Figure collection entries
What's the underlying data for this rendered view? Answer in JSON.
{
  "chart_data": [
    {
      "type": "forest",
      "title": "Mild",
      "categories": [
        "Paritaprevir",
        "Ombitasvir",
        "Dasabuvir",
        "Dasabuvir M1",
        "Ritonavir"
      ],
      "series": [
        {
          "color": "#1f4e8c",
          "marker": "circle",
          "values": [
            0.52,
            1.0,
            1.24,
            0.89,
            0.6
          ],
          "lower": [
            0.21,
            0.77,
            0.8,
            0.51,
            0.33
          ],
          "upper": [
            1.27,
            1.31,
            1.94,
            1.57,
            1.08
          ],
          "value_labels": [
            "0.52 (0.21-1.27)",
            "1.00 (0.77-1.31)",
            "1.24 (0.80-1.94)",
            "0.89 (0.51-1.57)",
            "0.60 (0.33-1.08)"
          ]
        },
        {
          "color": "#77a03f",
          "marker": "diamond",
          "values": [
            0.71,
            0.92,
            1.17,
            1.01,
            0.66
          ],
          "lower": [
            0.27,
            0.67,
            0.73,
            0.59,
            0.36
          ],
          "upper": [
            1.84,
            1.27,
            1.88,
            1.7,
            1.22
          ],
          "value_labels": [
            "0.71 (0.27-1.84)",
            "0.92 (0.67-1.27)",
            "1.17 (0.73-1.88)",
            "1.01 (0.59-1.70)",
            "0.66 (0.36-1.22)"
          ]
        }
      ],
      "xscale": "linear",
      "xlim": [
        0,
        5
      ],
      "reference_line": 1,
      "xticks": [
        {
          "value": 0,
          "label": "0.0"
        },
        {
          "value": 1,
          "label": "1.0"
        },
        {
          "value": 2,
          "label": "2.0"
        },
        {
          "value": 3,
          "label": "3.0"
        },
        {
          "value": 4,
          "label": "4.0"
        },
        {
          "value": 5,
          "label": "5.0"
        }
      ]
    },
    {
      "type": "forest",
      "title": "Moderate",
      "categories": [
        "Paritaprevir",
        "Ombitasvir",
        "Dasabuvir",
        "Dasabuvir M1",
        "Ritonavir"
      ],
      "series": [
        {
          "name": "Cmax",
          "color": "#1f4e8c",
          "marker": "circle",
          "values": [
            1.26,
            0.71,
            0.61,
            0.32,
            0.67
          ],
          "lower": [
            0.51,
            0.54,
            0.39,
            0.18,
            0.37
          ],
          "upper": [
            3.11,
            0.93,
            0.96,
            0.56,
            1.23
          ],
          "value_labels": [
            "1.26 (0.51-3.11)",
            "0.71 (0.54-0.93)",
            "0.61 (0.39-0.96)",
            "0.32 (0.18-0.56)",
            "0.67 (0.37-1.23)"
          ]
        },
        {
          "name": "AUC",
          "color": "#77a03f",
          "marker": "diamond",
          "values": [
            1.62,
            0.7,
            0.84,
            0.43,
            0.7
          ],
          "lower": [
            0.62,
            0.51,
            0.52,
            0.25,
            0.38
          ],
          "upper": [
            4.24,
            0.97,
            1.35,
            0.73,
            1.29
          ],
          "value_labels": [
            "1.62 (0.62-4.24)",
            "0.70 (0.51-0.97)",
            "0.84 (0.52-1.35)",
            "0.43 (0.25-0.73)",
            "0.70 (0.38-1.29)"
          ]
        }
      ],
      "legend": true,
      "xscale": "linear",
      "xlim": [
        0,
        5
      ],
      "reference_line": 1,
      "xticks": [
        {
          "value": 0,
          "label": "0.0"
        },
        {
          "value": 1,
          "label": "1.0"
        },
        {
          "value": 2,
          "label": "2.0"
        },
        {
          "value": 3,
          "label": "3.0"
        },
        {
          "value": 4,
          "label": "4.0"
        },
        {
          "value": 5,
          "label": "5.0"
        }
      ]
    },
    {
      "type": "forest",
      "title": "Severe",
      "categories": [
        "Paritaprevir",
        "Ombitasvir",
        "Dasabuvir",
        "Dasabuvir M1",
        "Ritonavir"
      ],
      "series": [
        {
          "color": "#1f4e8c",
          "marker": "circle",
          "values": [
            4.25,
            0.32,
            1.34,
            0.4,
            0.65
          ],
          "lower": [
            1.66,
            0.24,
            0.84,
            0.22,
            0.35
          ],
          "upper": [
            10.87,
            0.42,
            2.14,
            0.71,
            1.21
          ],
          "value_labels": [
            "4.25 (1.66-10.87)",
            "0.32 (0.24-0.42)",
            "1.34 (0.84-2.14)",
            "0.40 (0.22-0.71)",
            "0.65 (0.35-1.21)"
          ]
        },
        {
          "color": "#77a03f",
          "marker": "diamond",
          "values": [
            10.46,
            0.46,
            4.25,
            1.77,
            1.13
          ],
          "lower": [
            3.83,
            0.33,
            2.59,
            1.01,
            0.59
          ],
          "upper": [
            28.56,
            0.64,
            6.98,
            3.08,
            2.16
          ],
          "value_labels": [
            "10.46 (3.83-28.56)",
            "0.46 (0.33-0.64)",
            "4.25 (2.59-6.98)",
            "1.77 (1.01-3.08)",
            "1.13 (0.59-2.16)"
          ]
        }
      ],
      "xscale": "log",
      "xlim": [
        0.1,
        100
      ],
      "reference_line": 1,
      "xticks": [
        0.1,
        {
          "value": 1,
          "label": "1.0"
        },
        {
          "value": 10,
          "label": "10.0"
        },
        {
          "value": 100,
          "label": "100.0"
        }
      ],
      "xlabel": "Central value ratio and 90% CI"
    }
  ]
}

## [SHORT TASK]
Please repeat the listing above in full and exactly.

## [WORKED SOLUTION]
What's the underlying data for this rendered view? Answer in JSON.
{
  "chart_data": [
    {
      "type": "forest",
      "title": "Mild",
      "categories": [
        "Paritaprevir",
        "Ombitasvir",
        "Dasabuvir",
        "Dasabuvir M1",
        "Ritonavir"
      ],
      "series": [
        {
          "color": "#1f4e8c",
          "marker": "circle",
          "values": [
            0.52,
            1.0,
            1.24,
            0.89,
            0.6
          ],
          "lower": [
            0.21,
            0.77,
            0.8,
            0.51,
            0.33
          ],
          "upper": [
            1.27,
            1.31,
            1.94,
            1.57,
            1.08
          ],
          "value_labels": [
            "0.52 (0.21-1.27)",
            "1.00 (0.77-1.31)",
            "1.24 (0.80-1.94)",
            "0.89 (0.51-1.57)",
            "0.60 (0.33-1.08)"
          ]
        },
        {
          "color": "#77a03f",
          "marker": "diamond",
          "values": [
            0.71,
            0.92,
            1.17,
            1.01,
            0.66
          ],
          "lower": [
            0.27,
            0.67,
            0.73,
            0.59,
            0.36
          ],
          "upper": [
            1.84,
            1.27,
            1.88,
            1.7,
            1.22
          ],
          "value_labels": [
            "0.71 (0.27-1.84)",
            "0.92 (0.67-1.27)",
            "1.17 (0.73-1.88)",
            "1.01 (0.59-1.70)",
            "0.66 (0.36-1.22)"
          ]
        }
      ],
      "xscale": "linear",
      "xlim": [
        0,
        5
      ],
      "reference_line": 1,
      "xticks": [
        {
          "value": 0,
          "label": "0.0"
        },
        {
          "value": 1,
          "label": "1.0"
        },
        {
          "value": 2,
          "label": "2.0"
        },
        {
          "value": 3,
          "label": "3.0"
        },
        {
          "value": 4,
          "label": "4.0"
        },
        {
          "value": 5,
          "label": "5.0"
        }
      ]
    },
    {
      "type": "forest",
      "title": "Moderate",
      "categories": [
        "Paritaprevir",
        "Ombitasvir",
        "Dasabuvir",
        "Dasabuvir M1",
        "Ritonavir"
      ],
      "series": [
        {
          "name": "Cmax",
          "color": "#1f4e8c",
          "marker": "circle",
          "values": [
            1.26,
            0.71,
            0.61,
            0.32,
            0.67
          ],
          "lower": [
            0.51,
            0.54,
            0.39,
            0.18,
            0.37
          ],
          "upper": [
            3.11,
            0.93,
            0.96,
            0.56,
            1.23
          ],
          "value_labels": [
            "1.26 (0.51-3.11)",
            "0.71 (0.54-0.93)",
            "0.61 (0.39-0.96)",
            "0.32 (0.18-0.56)",
            "0.67 (0.37-1.23)"
          ]
        },
        {
          "name": "AUC",
          "color": "#77a03f",
          "marker": "diamond",
          "values": [
            1.62,
            0.7,
            0.84,
            0.43,
            0.7
          ],
          "lower": [
            0.62,
            0.51,
            0.52,
            0.25,
            0.38
          ],
          "upper": [
            4.24,
            0.97,
            1.35,
            0.73,
            1.29
          ],
          "value_labels": [
            "1.62 (0.62-4.24)",
            "0.70 (0.51-0.97)",
            "0.84 (0.52-1.35)",
            "0.43 (0.25-0.73)",
            "0.70 (0.38-1.29)"
          ]
        }
      ],
      "legend": true,
      "xscale": "linear",
      "xlim": [
        0,
        5
      ],
      "reference_line": 1,
      "xticks": [
        {
          "value": 0,
          "label": "0.0"
        },
        {
          "value": 1,
          "label": "1.0"
        },
        {
          "value": 2,
          "label": "2.0"
        },
        {
          "value": 3,
          "label": "3.0"
        },
        {
          "value": 4,
          "label": "4.0"
        },
        {
          "value": 5,
          "label": "5.0"
        }
      ]
    },
    {
      "type": "forest",
      "title": "Severe",
      "categories": [
        "Paritaprevir",
        "Ombitasvir",
        "Dasabuvir",
        "Dasabuvir M1",
        "Ritonavir"
      ],
      "series": [
        {
          "color": "#1f4e8c",
          "marker": "circle",
          "values": [
            4.25,
            0.32,
            1.34,
            0.4,
            0.65
          ],
          "lower": [
            1.66,
            0.24,
            0.84,
            0.22,
            0.35
          ],
          "upper": [
            10.87,
            0.42,
            2.14,
            0.71,
            1.21
          ],
          "value_labels": [
            "4.25 (1.66-10.87)",
            "0.32 (0.24-0.42)",
            "1.34 (0.84-2.14)",
            "0.40 (0.22-0.71)",
            "0.65 (0.35-1.21)"
          ]
        },
        {
          "color": "#77a03f",
          "marker": "diamond",
          "values": [
            10.46,
            0.46,
            4.25,
            1.77,
            1.13
          ],
          "lower": [
            3.83,
            0.33,
            2.59,
            1.01,
            0.59
          ],
          "upper": [
            28.56,
            0.64,
            6.98,
            3.08,
            2.16
          ],
          "value_labels": [
            "10.46 (3.83-28.56)",
            "0.46 (0.33-0.64)",
            "4.25 (2.59-6.98)",
            "1.77 (1.01-3.08)",
            "1.13 (0.59-2.16)"
          ]
        }
      ],
      "xscale": "log",
      "xlim": [
        0.1,
        100
      ],
      "reference_line": 1,
      "xticks": [
        0.1,
        {
          "value": 1,
          "label": "1.0"
        },
        {
          "value": 10,
          "label": "10.0"
        },
        {
          "value": 100,
          "label": "100.0"
        }
      ],
      "xlabel": "Central value ratio and 90% CI"
    }
  ]
}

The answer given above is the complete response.